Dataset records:
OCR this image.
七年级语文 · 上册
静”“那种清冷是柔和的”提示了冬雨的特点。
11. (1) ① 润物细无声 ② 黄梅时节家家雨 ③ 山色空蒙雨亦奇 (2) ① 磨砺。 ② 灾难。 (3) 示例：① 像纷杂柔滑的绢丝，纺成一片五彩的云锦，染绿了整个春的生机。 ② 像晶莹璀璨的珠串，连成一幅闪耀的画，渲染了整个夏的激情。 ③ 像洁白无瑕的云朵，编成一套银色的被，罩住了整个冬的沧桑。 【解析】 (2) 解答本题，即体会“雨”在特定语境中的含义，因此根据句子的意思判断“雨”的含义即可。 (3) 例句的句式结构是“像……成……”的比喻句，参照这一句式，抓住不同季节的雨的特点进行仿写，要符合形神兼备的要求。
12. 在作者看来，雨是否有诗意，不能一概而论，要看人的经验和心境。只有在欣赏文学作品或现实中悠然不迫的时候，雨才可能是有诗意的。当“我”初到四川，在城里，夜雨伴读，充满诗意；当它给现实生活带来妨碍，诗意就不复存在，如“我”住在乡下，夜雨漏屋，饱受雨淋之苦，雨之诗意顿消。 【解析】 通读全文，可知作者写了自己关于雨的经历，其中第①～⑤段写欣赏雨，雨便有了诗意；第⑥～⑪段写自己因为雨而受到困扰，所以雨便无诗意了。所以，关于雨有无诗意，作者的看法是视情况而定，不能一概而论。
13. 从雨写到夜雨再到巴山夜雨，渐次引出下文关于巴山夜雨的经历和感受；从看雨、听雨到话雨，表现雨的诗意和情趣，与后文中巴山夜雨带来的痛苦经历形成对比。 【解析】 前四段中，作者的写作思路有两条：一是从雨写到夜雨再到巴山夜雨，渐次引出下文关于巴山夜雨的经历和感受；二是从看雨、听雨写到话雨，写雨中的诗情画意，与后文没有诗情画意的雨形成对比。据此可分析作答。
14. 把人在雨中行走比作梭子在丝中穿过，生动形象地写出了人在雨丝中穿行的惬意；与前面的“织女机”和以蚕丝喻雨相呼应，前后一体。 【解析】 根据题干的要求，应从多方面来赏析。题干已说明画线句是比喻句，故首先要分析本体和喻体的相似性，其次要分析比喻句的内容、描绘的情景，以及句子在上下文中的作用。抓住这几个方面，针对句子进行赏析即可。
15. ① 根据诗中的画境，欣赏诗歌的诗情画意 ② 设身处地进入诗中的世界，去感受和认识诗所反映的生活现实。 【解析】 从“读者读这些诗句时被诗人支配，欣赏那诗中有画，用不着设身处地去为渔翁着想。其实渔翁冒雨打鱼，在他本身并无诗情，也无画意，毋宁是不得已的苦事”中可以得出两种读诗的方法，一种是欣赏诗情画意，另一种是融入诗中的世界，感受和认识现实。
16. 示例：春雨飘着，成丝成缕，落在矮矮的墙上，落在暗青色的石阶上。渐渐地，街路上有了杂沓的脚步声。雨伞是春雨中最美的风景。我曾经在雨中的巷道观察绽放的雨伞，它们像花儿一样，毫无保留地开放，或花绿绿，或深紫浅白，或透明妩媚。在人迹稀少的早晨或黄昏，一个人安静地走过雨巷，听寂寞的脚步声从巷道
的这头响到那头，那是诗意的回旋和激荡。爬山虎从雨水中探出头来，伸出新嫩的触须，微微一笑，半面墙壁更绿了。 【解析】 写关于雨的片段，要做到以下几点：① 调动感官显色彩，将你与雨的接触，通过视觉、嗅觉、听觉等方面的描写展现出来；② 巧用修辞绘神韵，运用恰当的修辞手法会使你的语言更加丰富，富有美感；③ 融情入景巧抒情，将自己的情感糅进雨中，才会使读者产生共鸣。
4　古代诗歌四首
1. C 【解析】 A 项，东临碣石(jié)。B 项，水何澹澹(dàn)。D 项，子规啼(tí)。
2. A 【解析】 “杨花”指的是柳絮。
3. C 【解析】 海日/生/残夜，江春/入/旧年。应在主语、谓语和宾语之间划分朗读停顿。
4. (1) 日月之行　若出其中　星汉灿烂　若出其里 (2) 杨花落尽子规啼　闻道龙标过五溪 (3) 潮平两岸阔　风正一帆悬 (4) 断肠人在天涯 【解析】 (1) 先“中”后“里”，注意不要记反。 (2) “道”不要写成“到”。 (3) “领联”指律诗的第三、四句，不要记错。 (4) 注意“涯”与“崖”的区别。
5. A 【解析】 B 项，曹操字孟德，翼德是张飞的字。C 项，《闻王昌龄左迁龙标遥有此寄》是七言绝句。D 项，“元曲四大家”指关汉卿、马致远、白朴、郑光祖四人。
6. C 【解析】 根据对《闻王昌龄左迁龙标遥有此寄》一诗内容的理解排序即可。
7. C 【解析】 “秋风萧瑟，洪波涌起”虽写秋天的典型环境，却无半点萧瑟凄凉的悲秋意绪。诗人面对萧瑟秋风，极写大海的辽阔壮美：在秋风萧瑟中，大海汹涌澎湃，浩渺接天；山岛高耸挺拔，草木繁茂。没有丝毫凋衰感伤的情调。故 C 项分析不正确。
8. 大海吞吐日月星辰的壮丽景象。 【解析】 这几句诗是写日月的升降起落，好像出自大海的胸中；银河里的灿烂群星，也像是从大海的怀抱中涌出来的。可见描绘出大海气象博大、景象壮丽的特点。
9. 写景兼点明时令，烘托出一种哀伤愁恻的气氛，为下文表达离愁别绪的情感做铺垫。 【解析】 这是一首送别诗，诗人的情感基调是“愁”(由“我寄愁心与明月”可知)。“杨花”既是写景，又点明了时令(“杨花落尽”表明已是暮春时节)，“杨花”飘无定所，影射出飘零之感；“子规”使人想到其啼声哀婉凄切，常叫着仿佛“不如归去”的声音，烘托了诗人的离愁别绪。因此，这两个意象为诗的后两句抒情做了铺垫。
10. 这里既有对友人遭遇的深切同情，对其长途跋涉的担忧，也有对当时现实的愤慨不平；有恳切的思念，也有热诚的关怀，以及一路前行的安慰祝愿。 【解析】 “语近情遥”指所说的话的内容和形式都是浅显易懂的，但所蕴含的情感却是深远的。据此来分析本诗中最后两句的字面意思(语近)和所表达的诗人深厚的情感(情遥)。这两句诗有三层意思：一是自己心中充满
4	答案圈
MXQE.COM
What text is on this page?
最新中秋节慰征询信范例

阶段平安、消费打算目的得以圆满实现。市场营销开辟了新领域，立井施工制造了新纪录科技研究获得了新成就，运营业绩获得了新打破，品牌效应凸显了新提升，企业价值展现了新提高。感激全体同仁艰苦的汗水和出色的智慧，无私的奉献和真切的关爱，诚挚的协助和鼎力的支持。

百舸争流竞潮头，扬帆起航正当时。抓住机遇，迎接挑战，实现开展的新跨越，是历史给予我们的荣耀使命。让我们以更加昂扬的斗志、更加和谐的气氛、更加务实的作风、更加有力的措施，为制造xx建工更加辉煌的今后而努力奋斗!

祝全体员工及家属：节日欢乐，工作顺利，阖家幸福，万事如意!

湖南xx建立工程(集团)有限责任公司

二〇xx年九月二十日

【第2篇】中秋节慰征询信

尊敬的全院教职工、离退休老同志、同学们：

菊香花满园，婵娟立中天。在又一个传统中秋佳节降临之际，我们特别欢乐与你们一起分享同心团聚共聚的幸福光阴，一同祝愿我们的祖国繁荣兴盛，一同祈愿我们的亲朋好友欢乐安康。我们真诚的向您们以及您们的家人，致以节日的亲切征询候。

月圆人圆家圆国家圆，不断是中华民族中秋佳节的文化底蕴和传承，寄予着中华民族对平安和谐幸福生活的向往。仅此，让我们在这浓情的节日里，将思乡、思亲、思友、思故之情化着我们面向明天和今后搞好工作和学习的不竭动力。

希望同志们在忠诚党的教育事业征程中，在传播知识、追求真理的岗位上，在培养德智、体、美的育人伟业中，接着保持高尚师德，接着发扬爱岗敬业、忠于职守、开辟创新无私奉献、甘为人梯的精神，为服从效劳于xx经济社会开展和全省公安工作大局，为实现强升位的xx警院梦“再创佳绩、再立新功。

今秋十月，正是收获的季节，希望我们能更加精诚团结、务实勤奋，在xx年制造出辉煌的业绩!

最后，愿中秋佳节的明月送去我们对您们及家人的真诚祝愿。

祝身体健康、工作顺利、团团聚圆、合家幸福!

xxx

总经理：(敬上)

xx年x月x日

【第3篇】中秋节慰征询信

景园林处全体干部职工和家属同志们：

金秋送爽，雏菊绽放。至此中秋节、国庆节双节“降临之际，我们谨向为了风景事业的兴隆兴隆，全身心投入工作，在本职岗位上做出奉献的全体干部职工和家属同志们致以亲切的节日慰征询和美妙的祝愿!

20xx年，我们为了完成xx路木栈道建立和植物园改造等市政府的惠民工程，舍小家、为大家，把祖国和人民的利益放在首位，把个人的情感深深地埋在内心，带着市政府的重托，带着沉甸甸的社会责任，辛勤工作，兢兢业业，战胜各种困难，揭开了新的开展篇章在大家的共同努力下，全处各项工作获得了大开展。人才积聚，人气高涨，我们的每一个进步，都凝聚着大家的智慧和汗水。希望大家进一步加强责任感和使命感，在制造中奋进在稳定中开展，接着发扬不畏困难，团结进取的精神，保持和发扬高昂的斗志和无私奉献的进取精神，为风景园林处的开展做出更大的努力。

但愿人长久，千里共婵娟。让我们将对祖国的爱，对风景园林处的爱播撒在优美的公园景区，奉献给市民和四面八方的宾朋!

=== EXERCISE INSTRUCTIONS ===
Extract, exactly, the lines above that begin at the line containing "What text is on this page?" and end at the final line of the records; add no other text.

=== ANSWER TO THE EXERCISE ===
What text is on this page?
最新中秋节慰征询信范例

阶段平安、消费打算目的得以圆满实现。市场营销开辟了新领域，立井施工制造了新纪录科技研究获得了新成就，运营业绩获得了新打破，品牌效应凸显了新提升，企业价值展现了新提高。感激全体同仁艰苦的汗水和出色的智慧，无私的奉献和真切的关爱，诚挚的协助和鼎力的支持。

百舸争流竞潮头，扬帆起航正当时。抓住机遇，迎接挑战，实现开展的新跨越，是历史给予我们的荣耀使命。让我们以更加昂扬的斗志、更加和谐的气氛、更加务实的作风、更加有力的措施，为制造xx建工更加辉煌的今后而努力奋斗!

祝全体员工及家属：节日欢乐，工作顺利，阖家幸福，万事如意!

湖南xx建立工程(集团)有限责任公司

二〇xx年九月二十日

【第2篇】中秋节慰征询信

尊敬的全院教职工、离退休老同志、同学们：

菊香花满园，婵娟立中天。在又一个传统中秋佳节降临之际，我们特别欢乐与你们一起分享同心团聚共聚的幸福光阴，一同祝愿我们的祖国繁荣兴盛，一同祈愿我们的亲朋好友欢乐安康。我们真诚的向您们以及您们的家人，致以节日的亲切征询候。

月圆人圆家圆国家圆，不断是中华民族中秋佳节的文化底蕴和传承，寄予着中华民族对平安和谐幸福生活的向往。仅此，让我们在这浓情的节日里，将思乡、思亲、思友、思故之情化着我们面向明天和今后搞好工作和学习的不竭动力。

希望同志们在忠诚党的教育事业征程中，在传播知识、追求真理的岗位上，在培养德智、体、美的育人伟业中，接着保持高尚师德，接着发扬爱岗敬业、忠于职守、开辟创新无私奉献、甘为人梯的精神，为服从效劳于xx经济社会开展和全省公安工作大局，为实现强升位的xx警院梦“再创佳绩、再立新功。

今秋十月，正是收获的季节，希望我们能更加精诚团结、务实勤奋，在xx年制造出辉煌的业绩!

最后，愿中秋佳节的明月送去我们对您们及家人的真诚祝愿。

祝身体健康、工作顺利、团团聚圆、合家幸福!

xxx

总经理：(敬上)

xx年x月x日

【第3篇】中秋节慰征询信

景园林处全体干部职工和家属同志们：

金秋送爽，雏菊绽放。至此中秋节、国庆节双节“降临之际，我们谨向为了风景事业的兴隆兴隆，全身心投入工作，在本职岗位上做出奉献的全体干部职工和家属同志们致以亲切的节日慰征询和美妙的祝愿!

20xx年，我们为了完成xx路木栈道建立和植物园改造等市政府的惠民工程，舍小家、为大家，把祖国和人民的利益放在首位，把个人的情感深深地埋在内心，带着市政府的重托，带着沉甸甸的社会责任，辛勤工作，兢兢业业，战胜各种困难，揭开了新的开展篇章在大家的共同努力下，全处各项工作获得了大开展。人才积聚，人气高涨，我们的每一个进步，都凝聚着大家的智慧和汗水。希望大家进一步加强责任感和使命感，在制造中奋进在稳定中开展，接着发扬不畏困难，团结进取的精神，保持和发扬高昂的斗志和无私奉献的进取精神，为风景园林处的开展做出更大的努力。

但愿人长久，千里共婵娟。让我们将对祖国的爱，对风景园林处的爱播撒在优美的公园景区，奉献给市民和四面八方的宾朋!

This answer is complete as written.